Items:
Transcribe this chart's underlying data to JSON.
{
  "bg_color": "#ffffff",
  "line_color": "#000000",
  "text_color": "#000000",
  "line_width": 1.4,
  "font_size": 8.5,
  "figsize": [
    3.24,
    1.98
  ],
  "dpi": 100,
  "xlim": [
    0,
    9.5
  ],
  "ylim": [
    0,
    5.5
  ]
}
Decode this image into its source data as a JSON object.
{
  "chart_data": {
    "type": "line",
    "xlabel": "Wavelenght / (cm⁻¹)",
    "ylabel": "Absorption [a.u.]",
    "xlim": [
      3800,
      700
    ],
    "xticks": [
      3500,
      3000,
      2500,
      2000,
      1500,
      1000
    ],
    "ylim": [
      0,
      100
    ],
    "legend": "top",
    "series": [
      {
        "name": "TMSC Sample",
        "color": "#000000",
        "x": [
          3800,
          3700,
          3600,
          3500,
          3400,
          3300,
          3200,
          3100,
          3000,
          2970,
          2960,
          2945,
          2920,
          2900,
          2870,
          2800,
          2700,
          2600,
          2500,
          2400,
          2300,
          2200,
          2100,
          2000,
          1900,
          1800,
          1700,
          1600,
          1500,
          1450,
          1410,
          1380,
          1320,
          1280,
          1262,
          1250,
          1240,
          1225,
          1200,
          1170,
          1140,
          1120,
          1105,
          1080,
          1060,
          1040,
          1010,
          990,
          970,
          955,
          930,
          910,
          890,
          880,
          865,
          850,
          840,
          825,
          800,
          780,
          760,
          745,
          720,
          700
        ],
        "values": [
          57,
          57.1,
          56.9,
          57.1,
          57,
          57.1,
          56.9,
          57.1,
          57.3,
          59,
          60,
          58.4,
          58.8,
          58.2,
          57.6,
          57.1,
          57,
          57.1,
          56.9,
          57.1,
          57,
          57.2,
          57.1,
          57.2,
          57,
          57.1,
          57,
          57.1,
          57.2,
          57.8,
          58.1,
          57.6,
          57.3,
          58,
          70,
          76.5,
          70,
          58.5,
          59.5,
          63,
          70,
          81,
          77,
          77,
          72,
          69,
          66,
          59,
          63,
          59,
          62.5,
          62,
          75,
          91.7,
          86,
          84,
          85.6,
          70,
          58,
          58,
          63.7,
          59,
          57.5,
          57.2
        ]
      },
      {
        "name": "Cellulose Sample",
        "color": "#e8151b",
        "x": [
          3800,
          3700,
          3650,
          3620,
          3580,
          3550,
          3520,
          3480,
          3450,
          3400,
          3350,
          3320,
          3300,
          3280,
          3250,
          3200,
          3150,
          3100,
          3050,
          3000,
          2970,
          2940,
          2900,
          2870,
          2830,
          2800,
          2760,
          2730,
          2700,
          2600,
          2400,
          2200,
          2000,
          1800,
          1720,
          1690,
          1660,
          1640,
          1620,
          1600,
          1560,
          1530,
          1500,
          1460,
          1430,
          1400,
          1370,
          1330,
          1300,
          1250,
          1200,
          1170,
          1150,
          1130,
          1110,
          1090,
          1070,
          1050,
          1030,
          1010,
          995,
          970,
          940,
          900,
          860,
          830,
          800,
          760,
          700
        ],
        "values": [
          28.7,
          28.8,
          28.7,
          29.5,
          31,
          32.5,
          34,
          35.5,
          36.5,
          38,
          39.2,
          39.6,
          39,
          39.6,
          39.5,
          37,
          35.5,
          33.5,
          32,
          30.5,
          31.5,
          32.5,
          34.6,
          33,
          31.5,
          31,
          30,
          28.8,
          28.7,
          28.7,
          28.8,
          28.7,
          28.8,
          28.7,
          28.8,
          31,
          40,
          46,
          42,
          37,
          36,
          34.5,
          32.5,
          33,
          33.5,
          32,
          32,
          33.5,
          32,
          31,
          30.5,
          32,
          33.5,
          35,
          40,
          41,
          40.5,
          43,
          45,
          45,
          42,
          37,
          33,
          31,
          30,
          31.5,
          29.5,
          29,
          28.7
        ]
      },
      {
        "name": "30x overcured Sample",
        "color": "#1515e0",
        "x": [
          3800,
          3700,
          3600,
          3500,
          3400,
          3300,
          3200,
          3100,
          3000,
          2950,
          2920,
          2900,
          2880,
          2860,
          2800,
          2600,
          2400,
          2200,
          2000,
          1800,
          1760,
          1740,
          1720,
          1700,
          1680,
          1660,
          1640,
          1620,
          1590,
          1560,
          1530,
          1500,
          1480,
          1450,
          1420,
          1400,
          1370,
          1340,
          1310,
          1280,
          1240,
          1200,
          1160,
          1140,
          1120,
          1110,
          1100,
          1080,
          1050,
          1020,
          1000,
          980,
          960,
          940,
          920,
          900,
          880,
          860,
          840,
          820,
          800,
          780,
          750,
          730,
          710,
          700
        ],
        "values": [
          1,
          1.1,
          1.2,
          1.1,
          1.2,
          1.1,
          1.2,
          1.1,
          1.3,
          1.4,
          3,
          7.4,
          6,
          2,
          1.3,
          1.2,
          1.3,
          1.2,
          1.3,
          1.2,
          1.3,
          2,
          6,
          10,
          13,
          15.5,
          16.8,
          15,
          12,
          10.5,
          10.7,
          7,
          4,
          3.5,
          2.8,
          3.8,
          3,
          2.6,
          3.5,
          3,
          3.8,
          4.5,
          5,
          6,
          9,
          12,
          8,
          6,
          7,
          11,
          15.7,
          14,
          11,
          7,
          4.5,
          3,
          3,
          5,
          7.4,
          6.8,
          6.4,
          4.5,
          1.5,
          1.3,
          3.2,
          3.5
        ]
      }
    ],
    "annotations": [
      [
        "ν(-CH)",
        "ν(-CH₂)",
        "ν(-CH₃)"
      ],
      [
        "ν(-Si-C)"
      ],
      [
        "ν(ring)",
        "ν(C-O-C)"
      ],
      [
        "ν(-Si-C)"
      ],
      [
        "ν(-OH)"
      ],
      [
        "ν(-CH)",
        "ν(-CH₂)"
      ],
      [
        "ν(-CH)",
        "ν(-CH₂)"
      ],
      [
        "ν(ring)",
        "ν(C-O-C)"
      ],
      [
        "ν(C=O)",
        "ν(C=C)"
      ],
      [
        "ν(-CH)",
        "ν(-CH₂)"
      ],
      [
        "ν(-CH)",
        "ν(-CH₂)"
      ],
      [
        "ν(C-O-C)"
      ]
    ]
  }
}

To be done: Your task is to repeat the data exactly; please include every line.

Result of the exercise:
Transcribe this chart's underlying data to JSON.
{
  "bg_color": "#ffffff",
  "line_color": "#000000",
  "text_color": "#000000",
  "line_width": 1.4,
  "font_size": 8.5,
  "figsize": [
    3.24,
    1.98
  ],
  "dpi": 100,
  "xlim": [
    0,
    9.5
  ],
  "ylim": [
    0,
    5.5
  ]
}
Decode this image into its source data as a JSON object.
{
  "chart_data": {
    "type": "line",
    "xlabel": "Wavelenght / (cm⁻¹)",
    "ylabel": "Absorption [a.u.]",
    "xlim": [
      3800,
      700
    ],
    "xticks": [
      3500,
      3000,
      2500,
      2000,
      1500,
      1000
    ],
    "ylim": [
      0,
      100
    ],
    "legend": "top",
    "series": [
      {
        "name": "TMSC Sample",
        "color": "#000000",
        "x": [
          3800,
          3700,
          3600,
          3500,
          3400,
          3300,
          3200,
          3100,
          3000,
          2970,
          2960,
          2945,
          2920,
          2900,
          2870,
          2800,
          2700,
          2600,
          2500,
          2400,
          2300,
          2200,
          2100,
          2000,
          1900,
          1800,
          1700,
          1600,
          1500,
          1450,
          1410,
          1380,
          1320,
          1280,
          1262,
          1250,
          1240,
          1225,
          1200,
          1170,
          1140,
          1120,
          1105,
          1080,
          1060,
          1040,
          1010,
          990,
          970,
          955,
          930,
          910,
          890,
          880,
          865,
          850,
          840,
          825,
          800,
          780,
          760,
          745,
          720,
          700
        ],
        "values": [
          57,
          57.1,
          56.9,
          57.1,
          57,
          57.1,
          56.9,
          57.1,
          57.3,
          59,
          60,
          58.4,
          58.8,
          58.2,
          57.6,
          57.1,
          57,
          57.1,
          56.9,
          57.1,
          57,
          57.2,
          57.1,
          57.2,
          57,
          57.1,
          57,
          57.1,
          57.2,
          57.8,
          58.1,
          57.6,
          57.3,
          58,
          70,
          76.5,
          70,
          58.5,
          59.5,
          63,
          70,
          81,
          77,
          77,
          72,
          69,
          66,
          59,
          63,
          59,
          62.5,
          62,
          75,
          91.7,
          86,
          84,
          85.6,
          70,
          58,
          58,
          63.7,
          59,
          57.5,
          57.2
        ]
      },
      {
        "name": "Cellulose Sample",
        "color": "#e8151b",
        "x": [
          3800,
          3700,
          3650,
          3620,
          3580,
          3550,
          3520,
          3480,
          3450,
          3400,
          3350,
          3320,
          3300,
          3280,
          3250,
          3200,
          3150,
          3100,
          3050,
          3000,
          2970,
          2940,
          2900,
          2870,
          2830,
          2800,
          2760,
          2730,
          2700,
          2600,
          2400,
          2200,
          2000,
          1800,
          1720,
          1690,
          1660,
          1640,
          1620,
          1600,
          1560,
          1530,
          1500,
          1460,
          1430,
          1400,
          1370,
          1330,
          1300,
          1250,
          1200,
          1170,
          1150,
          1130,
          1110,
          1090,
          1070,
          1050,
          1030,
          1010,
          995,
          970,
          940,
          900,
          860,
          830,
          800,
          760,
          700
        ],
        "values": [
          28.7,
          28.8,
          28.7,
          29.5,
          31,
          32.5,
          34,
          35.5,
          36.5,
          38,
          39.2,
          39.6,
          39,
          39.6,
          39.5,
          37,
          35.5,
          33.5,
          32,
          30.5,
          31.5,
          32.5,
          34.6,
          33,
          31.5,
          31,
          30,
          28.8,
          28.7,
          28.7,
          28.8,
          28.7,
          28.8,
          28.7,
          28.8,
          31,
          40,
          46,
          42,
          37,
          36,
          34.5,
          32.5,
          33,
          33.5,
          32,
          32,
          33.5,
          32,
          31,
          30.5,
          32,
          33.5,
          35,
          40,
          41,
          40.5,
          43,
          45,
          45,
          42,
          37,
          33,
          31,
          30,
          31.5,
          29.5,
          29,
          28.7
        ]
      },
      {
        "name": "30x overcured Sample",
        "color": "#1515e0",
        "x": [
          3800,
          3700,
          3600,
          3500,
          3400,
          3300,
          3200,
          3100,
          3000,
          2950,
          2920,
          2900,
          2880,
          2860,
          2800,
          2600,
          2400,
          2200,
          2000,
          1800,
          1760,
          1740,
          1720,
          1700,
          1680,
          1660,
          1640,
          1620,
          1590,
          1560,
          1530,
          1500,
          1480,
          1450,
          1420,
          1400,
          1370,
          1340,
          1310,
          1280,
          1240,
          1200,
          1160,
          1140,
          1120,
          1110,
          1100,
          1080,
          1050,
          1020,
          1000,
          980,
          960,
          940,
          920,
          900,
          880,
          860,
          840,
          820,
          800,
          780,
          750,
          730,
          710,
          700
        ],
        "values": [
          1,
          1.1,
          1.2,
          1.1,
          1.2,
          1.1,
          1.2,
          1.1,
          1.3,
          1.4,
          3,
          7.4,
          6,
          2,
          1.3,
          1.2,
          1.3,
          1.2,
          1.3,
          1.2,
          1.3,
          2,
          6,
          10,
          13,
          15.5,
          16.8,
          15,
          12,
          10.5,
          10.7,
          7,
          4,
          3.5,
          2.8,
          3.8,
          3,
          2.6,
          3.5,
          3,
          3.8,
          4.5,
          5,
          6,
          9,
          12,
          8,
          6,
          7,
          11,
          15.7,
          14,
          11,
          7,
          4.5,
          3,
          3,
          5,
          7.4,
          6.8,
          6.4,
          4.5,
          1.5,
          1.3,
          3.2,
          3.5
        ]
      }
    ],
    "annotations": [
      [
        "ν(-CH)",
        "ν(-CH₂)",
        "ν(-CH₃)"
      ],
      [
        "ν(-Si-C)"
      ],
      [
        "ν(ring)",
        "ν(C-O-C)"
      ],
      [
        "ν(-Si-C)"
      ],
      [
        "ν(-OH)"
      ],
      [
        "ν(-CH)",
        "ν(-CH₂)"
      ],
      [
        "ν(-CH)",
        "ν(-CH₂)"
      ],
      [
        "ν(ring)",
        "ν(C-O-C)"
      ],
      [
        "ν(C=O)",
        "ν(C=C)"
      ],
      [
        "ν(-CH)",
        "ν(-CH₂)"
      ],
      [
        "ν(-CH)",
        "ν(-CH₂)"
      ],
      [
        "ν(C-O-C)"
      ]
    ]
  }
}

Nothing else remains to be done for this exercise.